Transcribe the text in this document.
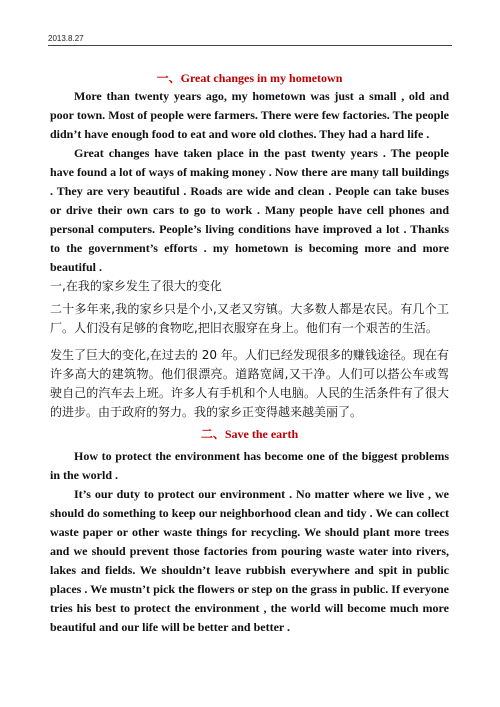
2013.8.27

一、Great changes in my hometown

More than twenty years ago, my hometown was just a small , old and poor town. Most of people were farmers. There were few factories. The people didn’t have enough food to eat and wore old clothes. They had a hard life .

Great changes have taken place in the past twenty years . The people have found a lot of ways of making money . Now there are many tall buildings . They are very beautiful . Roads are wide and clean . People can take buses or drive their own cars to go to work . Many people have cell phones and personal computers. People’s living conditions have improved a lot . Thanks to the government’s efforts . my hometown is becoming more and more beautiful .

一,在我的家乡发生了很大的变化

二十多年来,我的家乡只是个小,又老又穷镇。大多数人都是农民。有几个工厂。人们没有足够的食物吃,把旧衣服穿在身上。他们有一个艰苦的生活。

发生了巨大的变化,在过去的 20 年。人们已经发现很多的赚钱途径。现在有许多高大的建筑物。他们很漂亮。道路宽阔,又干净。人们可以搭公车或驾驶自己的汽车去上班。许多人有手机和个人电脑。人民的生活条件有了很大的进步。由于政府的努力。我的家乡正变得越来越美丽了。

二、Save the earth

How to protect the environment has become one of the biggest problems in the world .

It’s our duty to protect our environment . No matter where we live , we should do something to keep our neighborhood clean and tidy . We can collect waste paper or other waste things for recycling. We should plant more trees and we should prevent those factories from pouring waste water into rivers, lakes and fields. We shouldn’t leave rubbish everywhere and spit in public places . We mustn’t pick the flowers or step on the grass in public. If everyone tries his best to protect the environment , the world will become much more beautiful and our life will be better and better .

→ **Given problem**:
Of the lines in this listing, report how many contain the string "Great", and give the number only.

→ **Full output**:
2